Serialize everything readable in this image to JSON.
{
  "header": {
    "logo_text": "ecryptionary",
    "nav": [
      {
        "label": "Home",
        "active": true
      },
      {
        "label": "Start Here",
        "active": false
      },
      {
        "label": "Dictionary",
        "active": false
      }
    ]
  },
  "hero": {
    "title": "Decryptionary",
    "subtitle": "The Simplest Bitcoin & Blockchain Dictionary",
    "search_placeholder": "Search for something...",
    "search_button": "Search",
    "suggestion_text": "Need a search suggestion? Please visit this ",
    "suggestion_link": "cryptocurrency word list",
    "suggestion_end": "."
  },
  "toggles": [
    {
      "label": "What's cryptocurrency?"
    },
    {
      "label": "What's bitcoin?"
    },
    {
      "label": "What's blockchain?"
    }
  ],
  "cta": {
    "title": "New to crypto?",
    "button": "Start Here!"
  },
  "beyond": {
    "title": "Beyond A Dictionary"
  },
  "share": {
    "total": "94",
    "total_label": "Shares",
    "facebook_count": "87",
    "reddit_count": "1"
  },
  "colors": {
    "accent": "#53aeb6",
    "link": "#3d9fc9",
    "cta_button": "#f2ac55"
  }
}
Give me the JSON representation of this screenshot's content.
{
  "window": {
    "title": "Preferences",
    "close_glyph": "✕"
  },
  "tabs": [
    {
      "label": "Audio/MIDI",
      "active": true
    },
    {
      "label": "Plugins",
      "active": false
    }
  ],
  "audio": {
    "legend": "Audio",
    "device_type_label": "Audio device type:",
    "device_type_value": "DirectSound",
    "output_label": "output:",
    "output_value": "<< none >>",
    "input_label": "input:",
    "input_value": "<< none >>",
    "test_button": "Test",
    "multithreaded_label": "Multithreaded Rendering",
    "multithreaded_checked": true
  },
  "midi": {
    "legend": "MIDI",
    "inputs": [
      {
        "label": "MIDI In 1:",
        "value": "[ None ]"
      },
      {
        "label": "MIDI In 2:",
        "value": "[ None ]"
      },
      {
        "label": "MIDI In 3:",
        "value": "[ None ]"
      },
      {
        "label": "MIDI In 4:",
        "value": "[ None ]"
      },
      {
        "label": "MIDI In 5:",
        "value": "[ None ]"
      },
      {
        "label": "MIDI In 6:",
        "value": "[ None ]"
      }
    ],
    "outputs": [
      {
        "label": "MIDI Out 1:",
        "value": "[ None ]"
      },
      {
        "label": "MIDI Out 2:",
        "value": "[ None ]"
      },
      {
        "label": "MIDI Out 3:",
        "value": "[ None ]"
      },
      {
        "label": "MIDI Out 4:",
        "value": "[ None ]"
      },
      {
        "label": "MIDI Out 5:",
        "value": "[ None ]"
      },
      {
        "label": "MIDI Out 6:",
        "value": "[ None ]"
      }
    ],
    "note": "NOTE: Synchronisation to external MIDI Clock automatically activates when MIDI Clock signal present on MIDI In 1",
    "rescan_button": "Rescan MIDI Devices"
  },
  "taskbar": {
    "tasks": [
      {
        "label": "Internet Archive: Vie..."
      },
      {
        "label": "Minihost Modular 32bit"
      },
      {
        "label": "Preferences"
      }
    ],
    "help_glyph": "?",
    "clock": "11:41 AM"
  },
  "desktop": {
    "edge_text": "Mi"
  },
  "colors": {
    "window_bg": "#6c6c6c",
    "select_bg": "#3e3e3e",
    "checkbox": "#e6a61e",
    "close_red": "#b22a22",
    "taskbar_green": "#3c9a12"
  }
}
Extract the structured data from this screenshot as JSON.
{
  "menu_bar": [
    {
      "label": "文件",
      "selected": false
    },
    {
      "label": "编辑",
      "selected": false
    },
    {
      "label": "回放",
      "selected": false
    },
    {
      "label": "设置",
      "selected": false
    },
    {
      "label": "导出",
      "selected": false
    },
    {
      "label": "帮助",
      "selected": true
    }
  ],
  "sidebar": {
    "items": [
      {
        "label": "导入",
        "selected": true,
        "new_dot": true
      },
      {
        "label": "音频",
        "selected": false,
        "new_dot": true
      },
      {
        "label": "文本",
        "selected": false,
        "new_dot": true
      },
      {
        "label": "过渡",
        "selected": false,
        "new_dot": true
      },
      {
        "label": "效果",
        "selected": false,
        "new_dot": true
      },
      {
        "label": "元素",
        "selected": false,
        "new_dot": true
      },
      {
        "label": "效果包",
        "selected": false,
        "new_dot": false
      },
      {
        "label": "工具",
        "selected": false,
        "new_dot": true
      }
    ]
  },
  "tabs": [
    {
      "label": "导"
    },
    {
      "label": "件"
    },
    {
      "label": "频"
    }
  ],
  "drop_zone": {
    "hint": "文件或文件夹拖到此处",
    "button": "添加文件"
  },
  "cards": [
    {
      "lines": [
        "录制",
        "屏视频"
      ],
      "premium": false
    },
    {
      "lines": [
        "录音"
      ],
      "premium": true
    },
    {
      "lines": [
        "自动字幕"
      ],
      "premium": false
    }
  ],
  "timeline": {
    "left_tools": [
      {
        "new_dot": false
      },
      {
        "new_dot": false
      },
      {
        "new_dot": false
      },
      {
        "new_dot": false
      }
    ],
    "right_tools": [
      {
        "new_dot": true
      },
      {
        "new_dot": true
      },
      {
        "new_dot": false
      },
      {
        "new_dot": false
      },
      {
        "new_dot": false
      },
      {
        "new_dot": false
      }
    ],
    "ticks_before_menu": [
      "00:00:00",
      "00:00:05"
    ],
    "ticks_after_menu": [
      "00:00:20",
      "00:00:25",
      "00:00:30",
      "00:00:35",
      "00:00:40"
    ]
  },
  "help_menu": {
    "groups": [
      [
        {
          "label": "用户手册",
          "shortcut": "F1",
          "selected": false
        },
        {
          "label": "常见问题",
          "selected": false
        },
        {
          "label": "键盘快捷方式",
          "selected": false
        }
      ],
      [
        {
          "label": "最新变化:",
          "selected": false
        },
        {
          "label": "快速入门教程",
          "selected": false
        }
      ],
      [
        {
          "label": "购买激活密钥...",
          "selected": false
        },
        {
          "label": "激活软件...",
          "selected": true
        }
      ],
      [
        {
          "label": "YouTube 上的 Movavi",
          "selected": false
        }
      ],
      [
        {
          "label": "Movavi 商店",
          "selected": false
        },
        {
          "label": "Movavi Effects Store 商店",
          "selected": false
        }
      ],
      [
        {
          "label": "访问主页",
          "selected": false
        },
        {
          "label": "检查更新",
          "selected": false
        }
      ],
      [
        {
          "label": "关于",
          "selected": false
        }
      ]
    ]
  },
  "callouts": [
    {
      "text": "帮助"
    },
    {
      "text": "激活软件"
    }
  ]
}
###
Set down all of the records shown above once more, exactly.

• **Answer**
Serialize everything readable in this image to JSON.
{
  "header": {
    "logo_text": "ecryptionary",
    "nav": [
      {
        "label": "Home",
        "active": true
      },
      {
        "label": "Start Here",
        "active": false
      },
      {
        "label": "Dictionary",
        "active": false
      }
    ]
  },
  "hero": {
    "title": "Decryptionary",
    "subtitle": "The Simplest Bitcoin & Blockchain Dictionary",
    "search_placeholder": "Search for something...",
    "search_button": "Search",
    "suggestion_text": "Need a search suggestion? Please visit this ",
    "suggestion_link": "cryptocurrency word list",
    "suggestion_end": "."
  },
  "toggles": [
    {
      "label": "What's cryptocurrency?"
    },
    {
      "label": "What's bitcoin?"
    },
    {
      "label": "What's blockchain?"
    }
  ],
  "cta": {
    "title": "New to crypto?",
    "button": "Start Here!"
  },
  "beyond": {
    "title": "Beyond A Dictionary"
  },
  "share": {
    "total": "94",
    "total_label": "Shares",
    "facebook_count": "87",
    "reddit_count": "1"
  },
  "colors": {
    "accent": "#53aeb6",
    "link": "#3d9fc9",
    "cta_button": "#f2ac55"
  }
}
Give me the JSON representation of this screenshot's content.
{
  "window": {
    "title": "Preferences",
    "close_glyph": "✕"
  },
  "tabs": [
    {
      "label": "Audio/MIDI",
      "active": true
    },
    {
      "label": "Plugins",
      "active": false
    }
  ],
  "audio": {
    "legend": "Audio",
    "device_type_label": "Audio device type:",
    "device_type_value": "DirectSound",
    "output_label": "output:",
    "output_value": "<< none >>",
    "input_label": "input:",
    "input_value": "<< none >>",
    "test_button": "Test",
    "multithreaded_label": "Multithreaded Rendering",
    "multithreaded_checked": true
  },
  "midi": {
    "legend": "MIDI",
    "inputs": [
      {
        "label": "MIDI In 1:",
        "value": "[ None ]"
      },
      {
        "label": "MIDI In 2:",
        "value": "[ None ]"
      },
      {
        "label": "MIDI In 3:",
        "value": "[ None ]"
      },
      {
        "label": "MIDI In 4:",
        "value": "[ None ]"
      },
      {
        "label": "MIDI In 5:",
        "value": "[ None ]"
      },
      {
        "label": "MIDI In 6:",
        "value": "[ None ]"
      }
    ],
    "outputs": [
      {
        "label": "MIDI Out 1:",
        "value": "[ None ]"
      },
      {
        "label": "MIDI Out 2:",
        "value": "[ None ]"
      },
      {
        "label": "MIDI Out 3:",
        "value": "[ None ]"
      },
      {
        "label": "MIDI Out 4:",
        "value": "[ None ]"
      },
      {
        "label": "MIDI Out 5:",
        "value": "[ None ]"
      },
      {
        "label": "MIDI Out 6:",
        "value": "[ None ]"
      }
    ],
    "note": "NOTE: Synchronisation to external MIDI Clock automatically activates when MIDI Clock signal present on MIDI In 1",
    "rescan_button": "Rescan MIDI Devices"
  },
  "taskbar": {
    "tasks": [
      {
        "label": "Internet Archive: Vie..."
      },
      {
        "label": "Minihost Modular 32bit"
      },
      {
        "label": "Preferences"
      }
    ],
    "help_glyph": "?",
    "clock": "11:41 AM"
  },
  "desktop": {
    "edge_text": "Mi"
  },
  "colors": {
    "window_bg": "#6c6c6c",
    "select_bg": "#3e3e3e",
    "checkbox": "#e6a61e",
    "close_red": "#b22a22",
    "taskbar_green": "#3c9a12"
  }
}
Extract the structured data from this screenshot as JSON.
{
  "menu_bar": [
    {
      "label": "文件",
      "selected": false
    },
    {
      "label": "编辑",
      "selected": false
    },
    {
      "label": "回放",
      "selected": false
    },
    {
      "label": "设置",
      "selected": false
    },
    {
      "label": "导出",
      "selected": false
    },
    {
      "label": "帮助",
      "selected": true
    }
  ],
  "sidebar": {
    "items": [
      {
        "label": "导入",
        "selected": true,
        "new_dot": true
      },
      {
        "label": "音频",
        "selected": false,
        "new_dot": true
      },
      {
        "label": "文本",
        "selected": false,
        "new_dot": true
      },
      {
        "label": "过渡",
        "selected": false,
        "new_dot": true
      },
      {
        "label": "效果",
        "selected": false,
        "new_dot": true
      },
      {
        "label": "元素",
        "selected": false,
        "new_dot": true
      },
      {
        "label": "效果包",
        "selected": false,
        "new_dot": false
      },
      {
        "label": "工具",
        "selected": false,
        "new_dot": true
      }
    ]
  },
  "tabs": [
    {
      "label": "导"
    },
    {
      "label": "件"
    },
    {
      "label": "频"
    }
  ],
  "drop_zone": {
    "hint": "文件或文件夹拖到此处",
    "button": "添加文件"
  },
  "cards": [
    {
      "lines": [
        "录制",
        "屏视频"
      ],
      "premium": false
    },
    {
      "lines": [
        "录音"
      ],
      "premium": true
    },
    {
      "lines": [
        "自动字幕"
      ],
      "premium": false
    }
  ],
  "timeline": {
    "left_tools": [
      {
        "new_dot": false
      },
      {
        "new_dot": false
      },
      {
        "new_dot": false
      },
      {
        "new_dot": false
      }
    ],
    "right_tools": [
      {
        "new_dot": true
      },
      {
        "new_dot": true
      },
      {
        "new_dot": false
      },
      {
        "new_dot": false
      },
      {
        "new_dot": false
      },
      {
        "new_dot": false
      }
    ],
    "ticks_before_menu": [
      "00:00:00",
      "00:00:05"
    ],
    "ticks_after_menu": [
      "00:00:20",
      "00:00:25",
      "00:00:30",
      "00:00:35",
      "00:00:40"
    ]
  },
  "help_menu": {
    "groups": [
      [
        {
          "label": "用户手册",
          "shortcut": "F1",
          "selected": false
        },
        {
          "label": "常见问题",
          "selected": false
        },
        {
          "label": "键盘快捷方式",
          "selected": false
        }
      ],
      [
        {
          "label": "最新变化:",
          "selected": false
        },
        {
          "label": "快速入门教程",
          "selected": false
        }
      ],
      [
        {
          "label": "购买激活密钥...",
          "selected": false
        },
        {
          "label": "激活软件...",
          "selected": true
        }
      ],
      [
        {
          "label": "YouTube 上的 Movavi",
          "selected": false
        }
      ],
      [
        {
          "label": "Movavi 商店",
          "selected": false
        },
        {
          "label": "Movavi Effects Store 商店",
          "selected": false
        }
      ],
      [
        {
          "label": "访问主页",
          "selected": false
        },
        {
          "label": "检查更新",
          "selected": false
        }
      ],
      [
        {
          "label": "关于",
          "selected": false
        }
      ]
    ]
  },
  "callouts": [
    {
      "text": "帮助"
    },
    {
      "text": "激活软件"
    }
  ]
}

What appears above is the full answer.